• **GOAL**
Retype each line of the material exactly, please, skipping any picture in it.

• • • • •

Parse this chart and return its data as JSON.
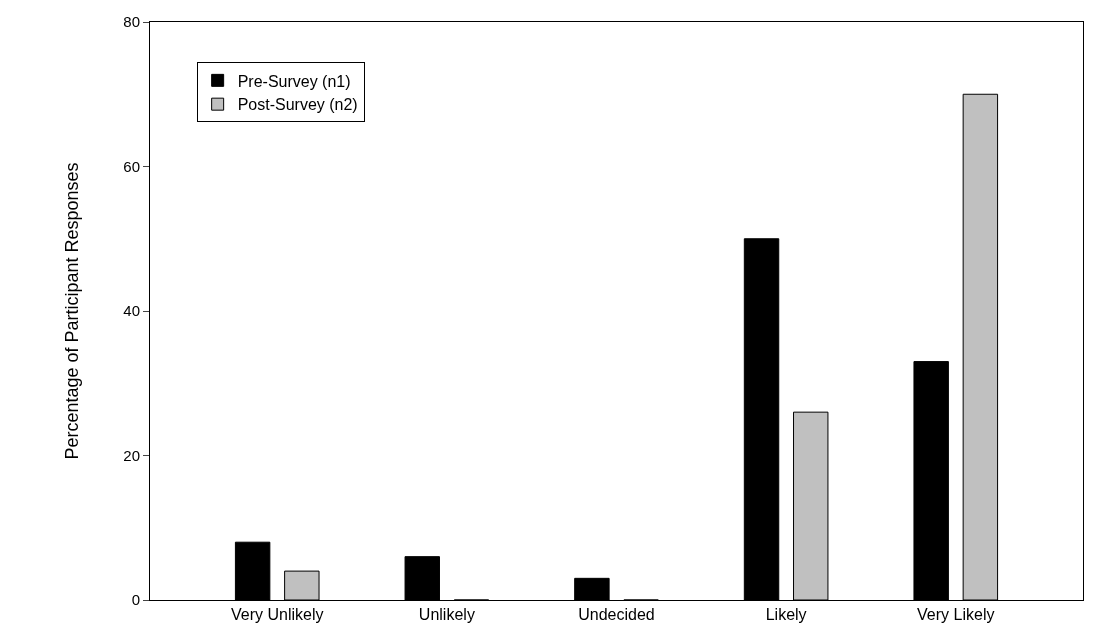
{
  "chart_data": {
    "type": "bar",
    "ylabel": "Percentage of Participant Responses",
    "categories": [
      "Very Unlikely",
      "Unlikely",
      "Undecided",
      "Likely",
      "Very Likely"
    ],
    "series": [
      {
        "name": "Pre-Survey (n1)",
        "color": "#000000",
        "values": [
          8,
          6,
          3,
          50,
          33
        ]
      },
      {
        "name": "Post-Survey (n2)",
        "color": "#c0c0c0",
        "values": [
          4,
          0,
          0,
          26,
          70
        ]
      }
    ],
    "ylim": [
      0,
      80
    ],
    "yticks": [
      0,
      20,
      40,
      60,
      80
    ],
    "grid": false,
    "legend": "top left"
  }
}
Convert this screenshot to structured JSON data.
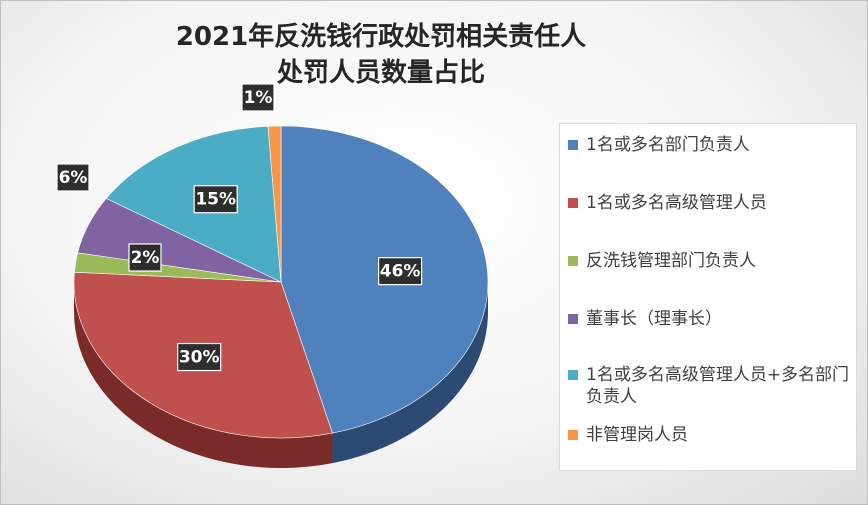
{
  "chart_data": {
    "type": "pie",
    "title_lines": [
      "2021年反洗钱行政处罚相关责任人",
      "处罚人员数量占比"
    ],
    "slices": [
      {
        "label": "1名或多名部门负责人",
        "value": 46,
        "display": "46%",
        "color": "#4f81bd",
        "side": "#2c4a72"
      },
      {
        "label": "1名或多名高级管理人员",
        "value": 30,
        "display": "30%",
        "color": "#c0504d",
        "side": "#7a2b29"
      },
      {
        "label": "反洗钱管理部门负责人",
        "value": 2,
        "display": "2%",
        "color": "#9bbb59",
        "side": "#5f7734"
      },
      {
        "label": "董事长（理事长）",
        "value": 6,
        "display": "6%",
        "color": "#8064a2",
        "side": "#4b3a62"
      },
      {
        "label": "1名或多名高级管理人员+多名部门负责人",
        "value": 15,
        "display": "15%",
        "color": "#4bacc6",
        "side": "#2a6c7e"
      },
      {
        "label": "非管理岗人员",
        "value": 1,
        "display": "1%",
        "color": "#f79646",
        "side": "#a85f22"
      }
    ],
    "legend_position": "right"
  }
}
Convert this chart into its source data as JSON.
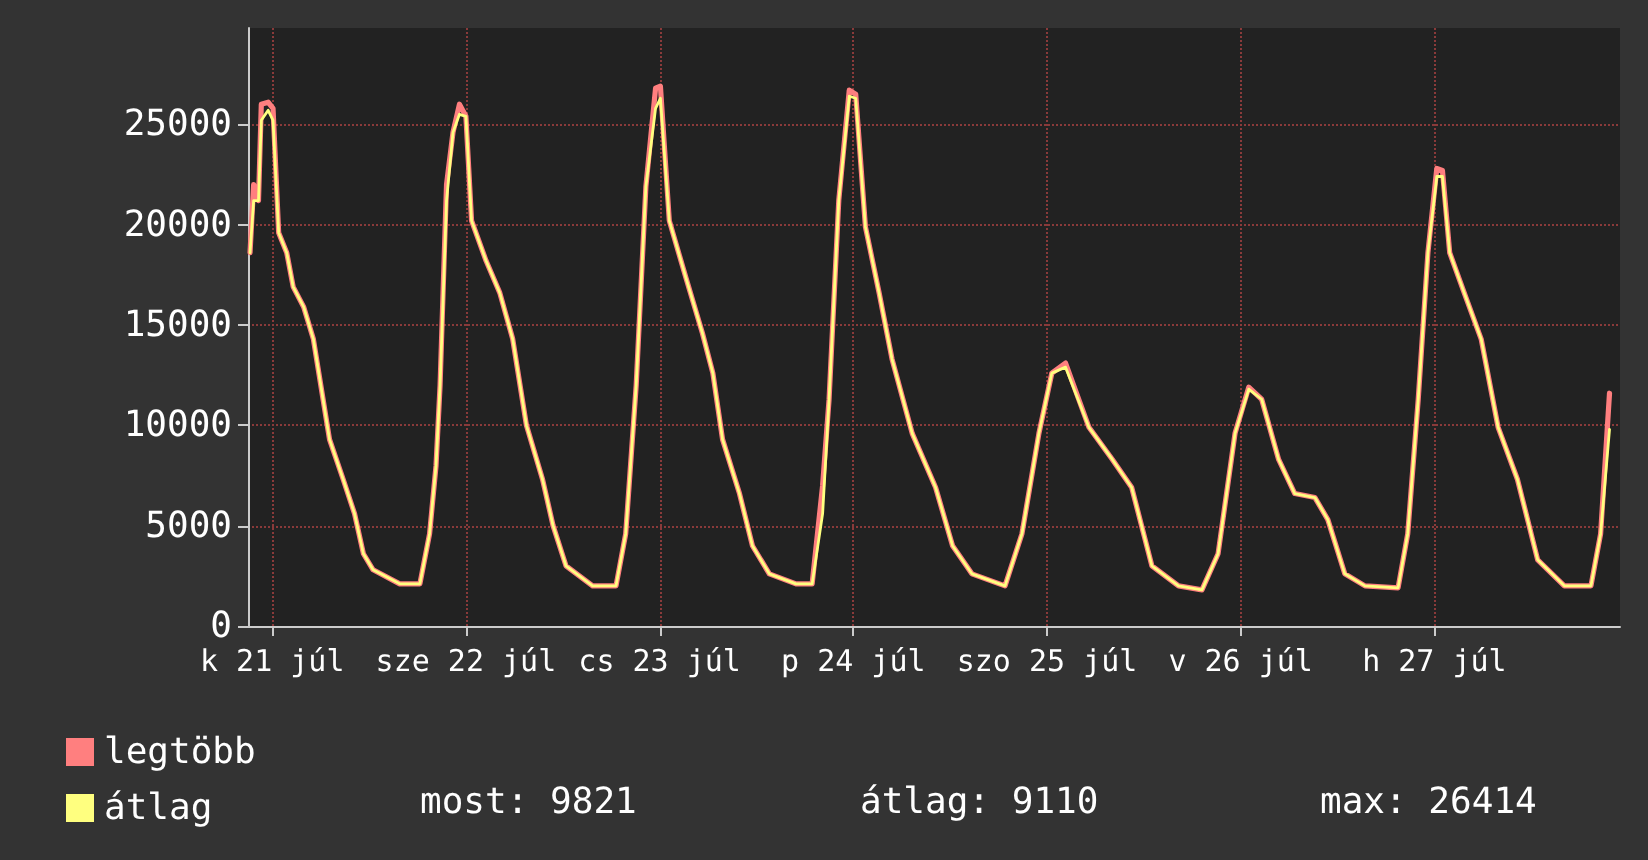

• • • • •

• **RESULT BELOW**
Parse this chart and return its data as JSON.
{
  "chart_data": {
    "type": "bar",
    "ylabel": "Percentage of Participant Responses",
    "categories": [
      "Very Unlikely",
      "Unlikely",
      "Undecided",
      "Likely",
      "Very Likely"
    ],
    "series": [
      {
        "name": "Pre-Survey (n1)",
        "color": "#000000",
        "values": [
          8,
          6,
          3,
          50,
          33
        ]
      },
      {
        "name": "Post-Survey (n2)",
        "color": "#c0c0c0",
        "values": [
          4,
          0,
          0,
          26,
          70
        ]
      }
    ],
    "ylim": [
      0,
      80
    ],
    "yticks": [
      0,
      20,
      40,
      60,
      80
    ],
    "grid": false,
    "legend": "top left"
  }
}
Convert this screenshot to structured JSON data.
{
  "chart_data": {
    "type": "pie",
    "title_lines": [
      "2021年反洗钱行政处罚相关责任人",
      "处罚人员数量占比"
    ],
    "slices": [
      {
        "label": "1名或多名部门负责人",
        "value": 46,
        "display": "46%",
        "color": "#4f81bd",
        "side": "#2c4a72"
      },
      {
        "label": "1名或多名高级管理人员",
        "value": 30,
        "display": "30%",
        "color": "#c0504d",
        "side": "#7a2b29"
      },
      {
        "label": "反洗钱管理部门负责人",
        "value": 2,
        "display": "2%",
        "color": "#9bbb59",
        "side": "#5f7734"
      },
      {
        "label": "董事长（理事长）",
        "value": 6,
        "display": "6%",
        "color": "#8064a2",
        "side": "#4b3a62"
      },
      {
        "label": "1名或多名高级管理人员+多名部门负责人",
        "value": 15,
        "display": "15%",
        "color": "#4bacc6",
        "side": "#2a6c7e"
      },
      {
        "label": "非管理岗人员",
        "value": 1,
        "display": "1%",
        "color": "#f79646",
        "side": "#a85f22"
      }
    ],
    "legend_position": "right"
  }
}
Convert this chart into its source data as JSON.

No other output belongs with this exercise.